─── SUPPLIED MATERIAL ───
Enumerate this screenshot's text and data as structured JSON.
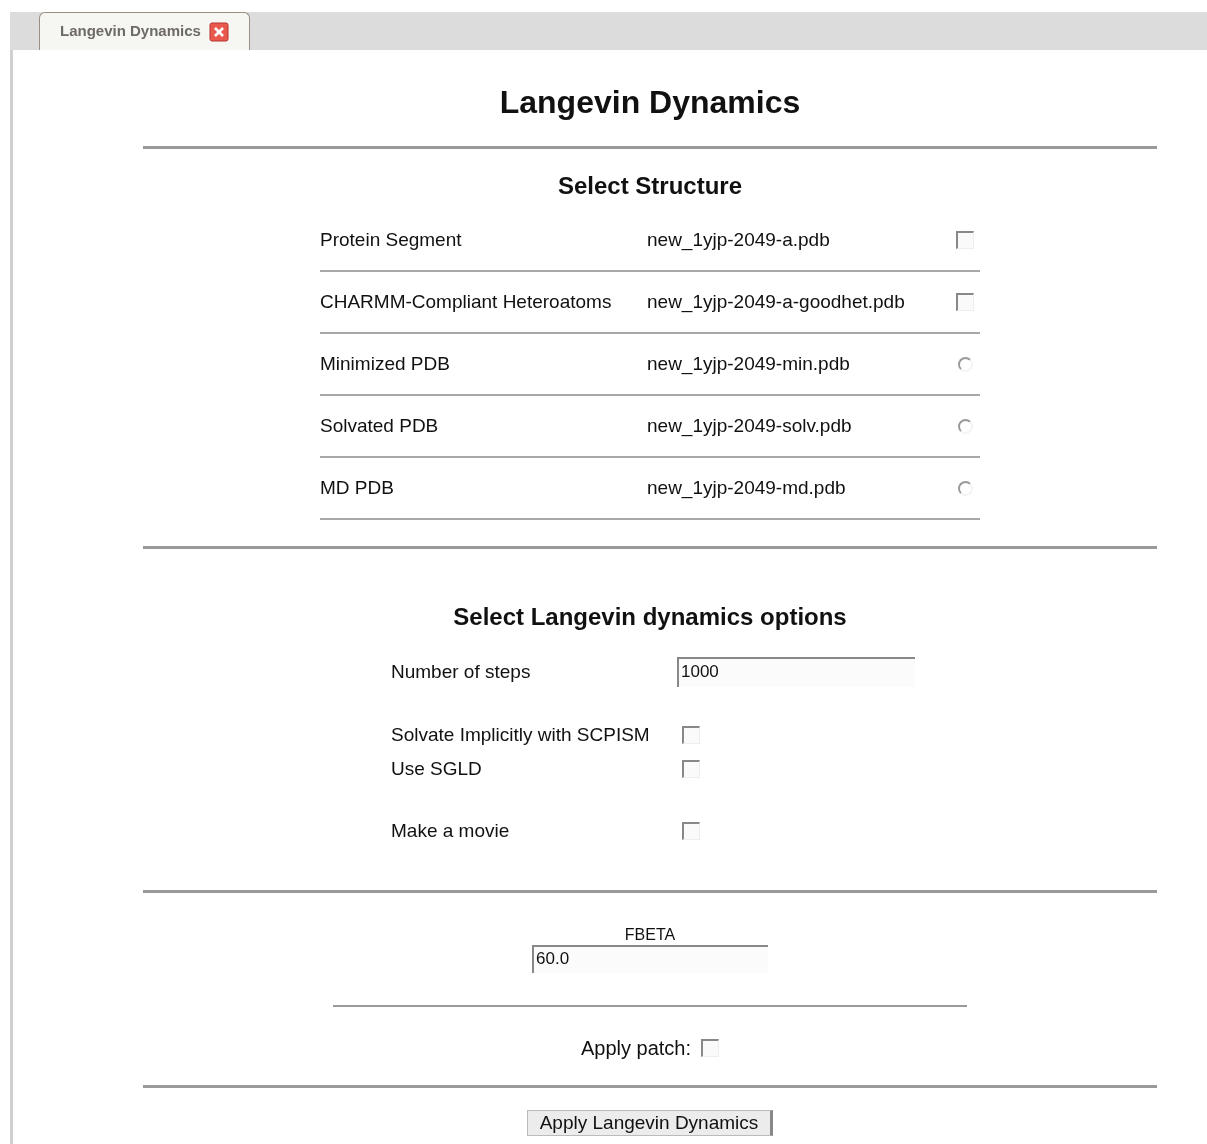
{
  "tabs": [
    {
      "label": "Langevin Dynamics",
      "selected": true
    }
  ],
  "title": "Langevin Dynamics",
  "structure": {
    "heading": "Select Structure",
    "rows": [
      {
        "label": "Protein Segment",
        "file": "new_1yjp-2049-a.pdb",
        "kind": "checkbox",
        "checked": false
      },
      {
        "label": "CHARMM-Compliant Heteroatoms",
        "file": "new_1yjp-2049-a-goodhet.pdb",
        "kind": "checkbox",
        "checked": false
      },
      {
        "label": "Minimized PDB",
        "file": "new_1yjp-2049-min.pdb",
        "kind": "radio",
        "checked": false
      },
      {
        "label": "Solvated PDB",
        "file": "new_1yjp-2049-solv.pdb",
        "kind": "radio",
        "checked": false
      },
      {
        "label": "MD PDB",
        "file": "new_1yjp-2049-md.pdb",
        "kind": "radio",
        "checked": false
      }
    ]
  },
  "options": {
    "heading": "Select Langevin dynamics options",
    "steps": {
      "label": "Number of steps",
      "value": "1000"
    },
    "checks": [
      {
        "label": "Solvate Implicitly with SCPISM",
        "checked": false
      },
      {
        "label": "Use SGLD",
        "checked": false
      },
      {
        "label": "Make a movie",
        "checked": false
      }
    ]
  },
  "fbeta": {
    "label": "FBETA",
    "value": "60.0"
  },
  "patch": {
    "label": "Apply patch:",
    "checked": false
  },
  "submit": "Apply Langevin Dynamics"
}
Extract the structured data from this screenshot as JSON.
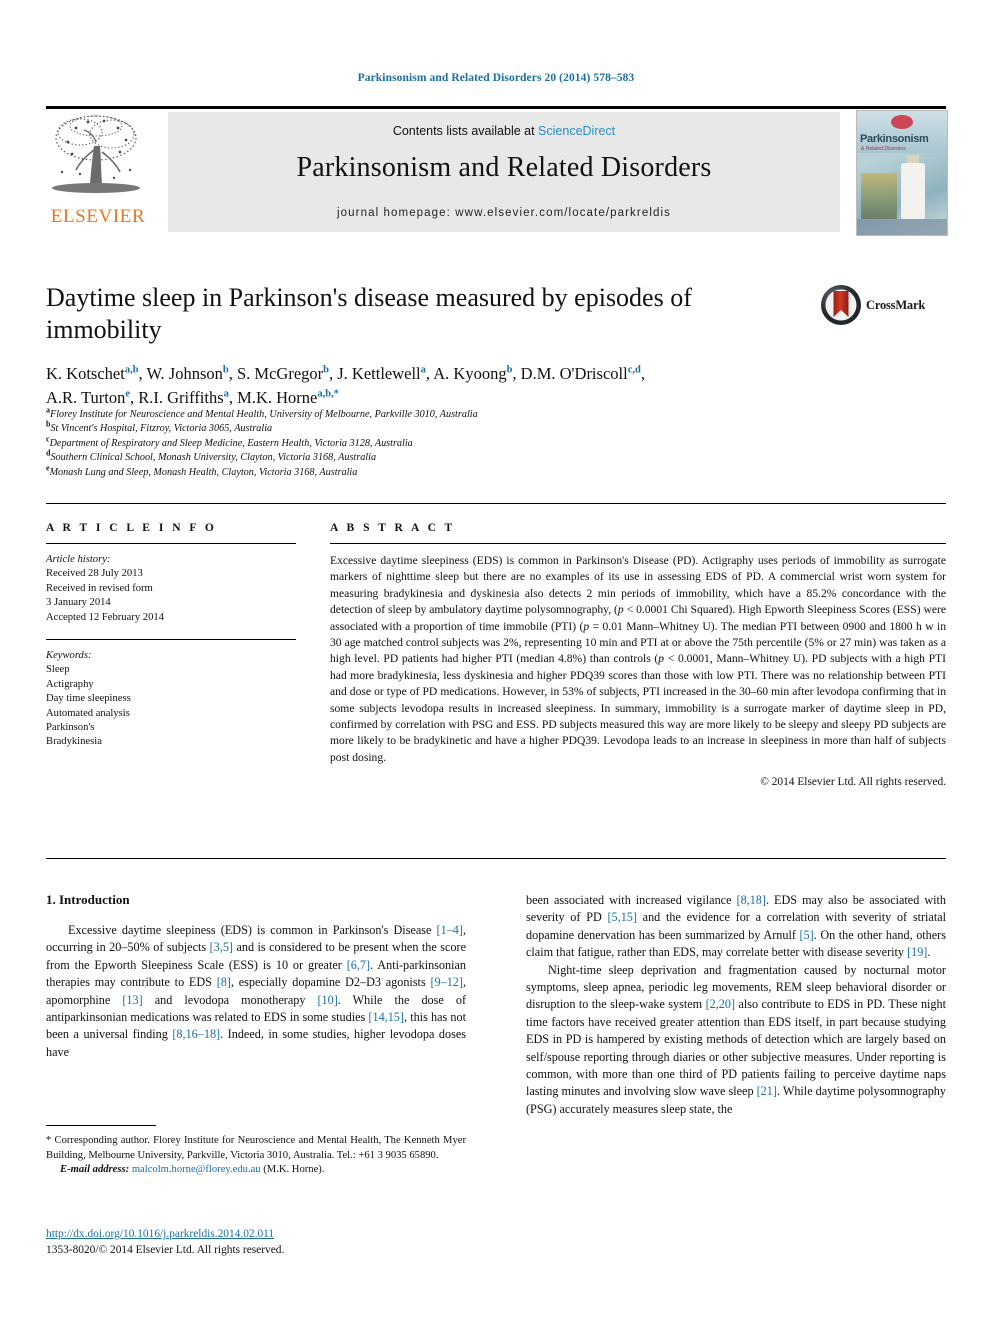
{
  "running_head": "Parkinsonism and Related Disorders 20 (2014) 578–583",
  "masthead": {
    "contents_prefix": "Contents lists available at ",
    "sciencedirect": "ScienceDirect",
    "journal_name": "Parkinsonism and Related Disorders",
    "homepage": "journal homepage: www.elsevier.com/locate/parkreldis",
    "publisher": "ELSEVIER",
    "cover_title": "Parkinsonism",
    "cover_subtitle": "& Related Disorders"
  },
  "crossmark": {
    "label": "CrossMark"
  },
  "article": {
    "title": "Daytime sleep in Parkinson's disease measured by episodes of immobility",
    "authors_line_1_parts": [
      {
        "name": "K. Kotschet",
        "sup": "a,b"
      },
      {
        "name": "W. Johnson",
        "sup": "b"
      },
      {
        "name": "S. McGregor",
        "sup": "b"
      },
      {
        "name": "J. Kettlewell",
        "sup": "a"
      },
      {
        "name": "A. Kyoong",
        "sup": "b"
      },
      {
        "name": "D.M. O'Driscoll",
        "sup": "c,d"
      }
    ],
    "authors_line_2_parts": [
      {
        "name": "A.R. Turton",
        "sup": "e"
      },
      {
        "name": "R.I. Griffiths",
        "sup": "a"
      },
      {
        "name": "M.K. Horne",
        "sup": "a,b,*"
      }
    ],
    "affiliations": [
      {
        "marker": "a",
        "text": "Florey Institute for Neuroscience and Mental Health, University of Melbourne, Parkville 3010, Australia"
      },
      {
        "marker": "b",
        "text": "St Vincent's Hospital, Fitzroy, Victoria 3065, Australia"
      },
      {
        "marker": "c",
        "text": "Department of Respiratory and Sleep Medicine, Eastern Health, Victoria 3128, Australia"
      },
      {
        "marker": "d",
        "text": "Southern Clinical School, Monash University, Clayton, Victoria 3168, Australia"
      },
      {
        "marker": "e",
        "text": "Monash Lung and Sleep, Monash Health, Clayton, Victoria 3168, Australia"
      }
    ]
  },
  "article_info": {
    "heading": "A R T I C L E   I N F O",
    "history_label": "Article history:",
    "history": [
      "Received 28 July 2013",
      "Received in revised form",
      "3 January 2014",
      "Accepted 12 February 2014"
    ],
    "keywords_label": "Keywords:",
    "keywords": [
      "Sleep",
      "Actigraphy",
      "Day time sleepiness",
      "Automated analysis",
      "Parkinson's",
      "Bradykinesia"
    ]
  },
  "abstract": {
    "heading": "A B S T R A C T",
    "paragraph": "Excessive daytime sleepiness (EDS) is common in Parkinson's Disease (PD). Actigraphy uses periods of immobility as surrogate markers of nighttime sleep but there are no examples of its use in assessing EDS of PD. A commercial wrist worn system for measuring bradykinesia and dyskinesia also detects 2 min periods of immobility, which have a 85.2% concordance with the detection of sleep by ambulatory daytime polysomnography, (p < 0.0001 Chi Squared). High Epworth Sleepiness Scores (ESS) were associated with a proportion of time immobile (PTI) (p = 0.01 Mann–Whitney U). The median PTI between 0900 and 1800 h w in 30 age matched control subjects was 2%, representing 10 min and PTI at or above the 75th percentile (5% or 27 min) was taken as a high level. PD patients had higher PTI (median 4.8%) than controls (p < 0.0001, Mann–Whitney U). PD subjects with a high PTI had more bradykinesia, less dyskinesia and higher PDQ39 scores than those with low PTI. There was no relationship between PTI and dose or type of PD medications. However, in 53% of subjects, PTI increased in the 30–60 min after levodopa confirming that in some subjects levodopa results in increased sleepiness. In summary, immobility is a surrogate marker of daytime sleep in PD, confirmed by correlation with PSG and ESS. PD subjects measured this way are more likely to be sleepy and sleepy PD subjects are more likely to be bradykinetic and have a higher PDQ39. Levodopa leads to an increase in sleepiness in more than half of subjects post dosing.",
    "copyright": "© 2014 Elsevier Ltd. All rights reserved."
  },
  "body": {
    "section_heading": "1.  Introduction",
    "left_paragraph_1": "Excessive daytime sleepiness (EDS) is common in Parkinson's Disease [1–4], occurring in 20–50% of subjects [3,5] and is considered to be present when the score from the Epworth Sleepiness Scale (ESS) is 10 or greater [6,7]. Anti-parkinsonian therapies may contribute to EDS [8], especially dopamine D2–D3 agonists [9–12], apomorphine [13] and levodopa monotherapy [10]. While the dose of antiparkinsonian medications was related to EDS in some studies [14,15], this has not been a universal finding [8,16–18]. Indeed, in some studies, higher levodopa doses have",
    "right_paragraph_1": "been associated with increased vigilance [8,18]. EDS may also be associated with severity of PD [5,15] and the evidence for a correlation with severity of striatal dopamine denervation has been summarized by Arnulf [5]. On the other hand, others claim that fatigue, rather than EDS, may correlate better with disease severity [19].",
    "right_paragraph_2": "Night-time sleep deprivation and fragmentation caused by nocturnal motor symptoms, sleep apnea, periodic leg movements, REM sleep behavioral disorder or disruption to the sleep-wake system [2,20] also contribute to EDS in PD. These night time factors have received greater attention than EDS itself, in part because studying EDS in PD is hampered by existing methods of detection which are largely based on self/spouse reporting through diaries or other subjective measures. Under reporting is common, with more than one third of PD patients failing to perceive daytime naps lasting minutes and involving slow wave sleep [21]. While daytime polysomnography (PSG) accurately measures sleep state, the"
  },
  "footnote": {
    "corresponding": "* Corresponding author. Florey Institute for Neuroscience and Mental Health, The Kenneth Myer Building, Melbourne University, Parkville, Victoria 3010, Australia. Tel.: +61 3 9035 65890.",
    "email_label": "E-mail address:",
    "email": "malcolm.horne@florey.edu.au",
    "email_suffix": "(M.K. Horne).",
    "doi": "http://dx.doi.org/10.1016/j.parkreldis.2014.02.011",
    "issn_line": "1353-8020/© 2014 Elsevier Ltd. All rights reserved."
  },
  "colors": {
    "link_blue": "#1a6fa3",
    "elsevier_orange": "#E87722",
    "sciencedirect_blue": "#2a8fc4",
    "band_gray": "#e8e8e8"
  }
}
───
DIRECTIONS: Leave out the images and write out the listing above exactly.

EXPECTED ANSWER:
Enumerate this screenshot's text and data as structured JSON.
{
  "tabs": [
    {
      "label": "Langevin Dynamics",
      "selected": true
    }
  ],
  "title": "Langevin Dynamics",
  "structure": {
    "heading": "Select Structure",
    "rows": [
      {
        "label": "Protein Segment",
        "file": "new_1yjp-2049-a.pdb",
        "kind": "checkbox",
        "checked": false
      },
      {
        "label": "CHARMM-Compliant Heteroatoms",
        "file": "new_1yjp-2049-a-goodhet.pdb",
        "kind": "checkbox",
        "checked": false
      },
      {
        "label": "Minimized PDB",
        "file": "new_1yjp-2049-min.pdb",
        "kind": "radio",
        "checked": false
      },
      {
        "label": "Solvated PDB",
        "file": "new_1yjp-2049-solv.pdb",
        "kind": "radio",
        "checked": false
      },
      {
        "label": "MD PDB",
        "file": "new_1yjp-2049-md.pdb",
        "kind": "radio",
        "checked": false
      }
    ]
  },
  "options": {
    "heading": "Select Langevin dynamics options",
    "steps": {
      "label": "Number of steps",
      "value": "1000"
    },
    "checks": [
      {
        "label": "Solvate Implicitly with SCPISM",
        "checked": false
      },
      {
        "label": "Use SGLD",
        "checked": false
      },
      {
        "label": "Make a movie",
        "checked": false
      }
    ]
  },
  "fbeta": {
    "label": "FBETA",
    "value": "60.0"
  },
  "patch": {
    "label": "Apply patch:",
    "checked": false
  },
  "submit": "Apply Langevin Dynamics"
}
Extract the structured data from this screenshot as JSON.
{
  "running_head": "Parkinsonism and Related Disorders 20 (2014) 578–583",
  "masthead": {
    "contents_prefix": "Contents lists available at ",
    "sciencedirect": "ScienceDirect",
    "journal_name": "Parkinsonism and Related Disorders",
    "homepage": "journal homepage: www.elsevier.com/locate/parkreldis",
    "publisher": "ELSEVIER",
    "cover_title": "Parkinsonism",
    "cover_subtitle": "& Related Disorders"
  },
  "crossmark": {
    "label": "CrossMark"
  },
  "article": {
    "title": "Daytime sleep in Parkinson's disease measured by episodes of immobility",
    "authors_line_1_parts": [
      {
        "name": "K. Kotschet",
        "sup": "a,b"
      },
      {
        "name": "W. Johnson",
        "sup": "b"
      },
      {
        "name": "S. McGregor",
        "sup": "b"
      },
      {
        "name": "J. Kettlewell",
        "sup": "a"
      },
      {
        "name": "A. Kyoong",
        "sup": "b"
      },
      {
        "name": "D.M. O'Driscoll",
        "sup": "c,d"
      }
    ],
    "authors_line_2_parts": [
      {
        "name": "A.R. Turton",
        "sup": "e"
      },
      {
        "name": "R.I. Griffiths",
        "sup": "a"
      },
      {
        "name": "M.K. Horne",
        "sup": "a,b,*"
      }
    ],
    "affiliations": [
      {
        "marker": "a",
        "text": "Florey Institute for Neuroscience and Mental Health, University of Melbourne, Parkville 3010, Australia"
      },
      {
        "marker": "b",
        "text": "St Vincent's Hospital, Fitzroy, Victoria 3065, Australia"
      },
      {
        "marker": "c",
        "text": "Department of Respiratory and Sleep Medicine, Eastern Health, Victoria 3128, Australia"
      },
      {
        "marker": "d",
        "text": "Southern Clinical School, Monash University, Clayton, Victoria 3168, Australia"
      },
      {
        "marker": "e",
        "text": "Monash Lung and Sleep, Monash Health, Clayton, Victoria 3168, Australia"
      }
    ]
  },
  "article_info": {
    "heading": "A R T I C L E   I N F O",
    "history_label": "Article history:",
    "history": [
      "Received 28 July 2013",
      "Received in revised form",
      "3 January 2014",
      "Accepted 12 February 2014"
    ],
    "keywords_label": "Keywords:",
    "keywords": [
      "Sleep",
      "Actigraphy",
      "Day time sleepiness",
      "Automated analysis",
      "Parkinson's",
      "Bradykinesia"
    ]
  },
  "abstract": {
    "heading": "A B S T R A C T",
    "paragraph": "Excessive daytime sleepiness (EDS) is common in Parkinson's Disease (PD). Actigraphy uses periods of immobility as surrogate markers of nighttime sleep but there are no examples of its use in assessing EDS of PD. A commercial wrist worn system for measuring bradykinesia and dyskinesia also detects 2 min periods of immobility, which have a 85.2% concordance with the detection of sleep by ambulatory daytime polysomnography, (p < 0.0001 Chi Squared). High Epworth Sleepiness Scores (ESS) were associated with a proportion of time immobile (PTI) (p = 0.01 Mann–Whitney U). The median PTI between 0900 and 1800 h w in 30 age matched control subjects was 2%, representing 10 min and PTI at or above the 75th percentile (5% or 27 min) was taken as a high level. PD patients had higher PTI (median 4.8%) than controls (p < 0.0001, Mann–Whitney U). PD subjects with a high PTI had more bradykinesia, less dyskinesia and higher PDQ39 scores than those with low PTI. There was no relationship between PTI and dose or type of PD medications. However, in 53% of subjects, PTI increased in the 30–60 min after levodopa confirming that in some subjects levodopa results in increased sleepiness. In summary, immobility is a surrogate marker of daytime sleep in PD, confirmed by correlation with PSG and ESS. PD subjects measured this way are more likely to be sleepy and sleepy PD subjects are more likely to be bradykinetic and have a higher PDQ39. Levodopa leads to an increase in sleepiness in more than half of subjects post dosing.",
    "copyright": "© 2014 Elsevier Ltd. All rights reserved."
  },
  "body": {
    "section_heading": "1.  Introduction",
    "left_paragraph_1": "Excessive daytime sleepiness (EDS) is common in Parkinson's Disease [1–4], occurring in 20–50% of subjects [3,5] and is considered to be present when the score from the Epworth Sleepiness Scale (ESS) is 10 or greater [6,7]. Anti-parkinsonian therapies may contribute to EDS [8], especially dopamine D2–D3 agonists [9–12], apomorphine [13] and levodopa monotherapy [10]. While the dose of antiparkinsonian medications was related to EDS in some studies [14,15], this has not been a universal finding [8,16–18]. Indeed, in some studies, higher levodopa doses have",
    "right_paragraph_1": "been associated with increased vigilance [8,18]. EDS may also be associated with severity of PD [5,15] and the evidence for a correlation with severity of striatal dopamine denervation has been summarized by Arnulf [5]. On the other hand, others claim that fatigue, rather than EDS, may correlate better with disease severity [19].",
    "right_paragraph_2": "Night-time sleep deprivation and fragmentation caused by nocturnal motor symptoms, sleep apnea, periodic leg movements, REM sleep behavioral disorder or disruption to the sleep-wake system [2,20] also contribute to EDS in PD. These night time factors have received greater attention than EDS itself, in part because studying EDS in PD is hampered by existing methods of detection which are largely based on self/spouse reporting through diaries or other subjective measures. Under reporting is common, with more than one third of PD patients failing to perceive daytime naps lasting minutes and involving slow wave sleep [21]. While daytime polysomnography (PSG) accurately measures sleep state, the"
  },
  "footnote": {
    "corresponding": "* Corresponding author. Florey Institute for Neuroscience and Mental Health, The Kenneth Myer Building, Melbourne University, Parkville, Victoria 3010, Australia. Tel.: +61 3 9035 65890.",
    "email_label": "E-mail address:",
    "email": "malcolm.horne@florey.edu.au",
    "email_suffix": "(M.K. Horne).",
    "doi": "http://dx.doi.org/10.1016/j.parkreldis.2014.02.011",
    "issn_line": "1353-8020/© 2014 Elsevier Ltd. All rights reserved."
  },
  "colors": {
    "link_blue": "#1a6fa3",
    "elsevier_orange": "#E87722",
    "sciencedirect_blue": "#2a8fc4",
    "band_gray": "#e8e8e8"
  }
}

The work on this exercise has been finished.